[START RECORD LIST]

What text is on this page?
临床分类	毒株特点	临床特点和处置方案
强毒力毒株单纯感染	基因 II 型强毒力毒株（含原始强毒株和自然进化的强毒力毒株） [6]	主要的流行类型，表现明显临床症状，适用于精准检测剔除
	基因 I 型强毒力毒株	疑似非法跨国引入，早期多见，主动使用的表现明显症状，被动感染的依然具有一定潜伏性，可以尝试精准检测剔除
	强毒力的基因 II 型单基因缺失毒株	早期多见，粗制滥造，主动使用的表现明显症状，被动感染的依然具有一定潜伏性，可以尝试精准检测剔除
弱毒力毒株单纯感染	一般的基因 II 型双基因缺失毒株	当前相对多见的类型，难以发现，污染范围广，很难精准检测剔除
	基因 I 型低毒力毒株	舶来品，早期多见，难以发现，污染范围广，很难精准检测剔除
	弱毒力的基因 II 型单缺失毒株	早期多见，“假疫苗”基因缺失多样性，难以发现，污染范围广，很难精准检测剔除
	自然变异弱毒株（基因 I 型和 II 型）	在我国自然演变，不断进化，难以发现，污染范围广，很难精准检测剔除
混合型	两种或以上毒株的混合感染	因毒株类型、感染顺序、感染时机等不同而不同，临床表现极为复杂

[END RECORD LIST]

TASK DETAILS ▸ Transcribe the whole listing exactly.

SOLVED PROBLEM ▸
What text is on this page?
临床分类	毒株特点	临床特点和处置方案
强毒力毒株单纯感染	基因 II 型强毒力毒株（含原始强毒株和自然进化的强毒力毒株） [6]	主要的流行类型，表现明显临床症状，适用于精准检测剔除
	基因 I 型强毒力毒株	疑似非法跨国引入，早期多见，主动使用的表现明显症状，被动感染的依然具有一定潜伏性，可以尝试精准检测剔除
	强毒力的基因 II 型单基因缺失毒株	早期多见，粗制滥造，主动使用的表现明显症状，被动感染的依然具有一定潜伏性，可以尝试精准检测剔除
弱毒力毒株单纯感染	一般的基因 II 型双基因缺失毒株	当前相对多见的类型，难以发现，污染范围广，很难精准检测剔除
	基因 I 型低毒力毒株	舶来品，早期多见，难以发现，污染范围广，很难精准检测剔除
	弱毒力的基因 II 型单缺失毒株	早期多见，“假疫苗”基因缺失多样性，难以发现，污染范围广，很难精准检测剔除
	自然变异弱毒株（基因 I 型和 II 型）	在我国自然演变，不断进化，难以发现，污染范围广，很难精准检测剔除
混合型	两种或以上毒株的混合感染	因毒株类型、感染顺序、感染时机等不同而不同，临床表现极为复杂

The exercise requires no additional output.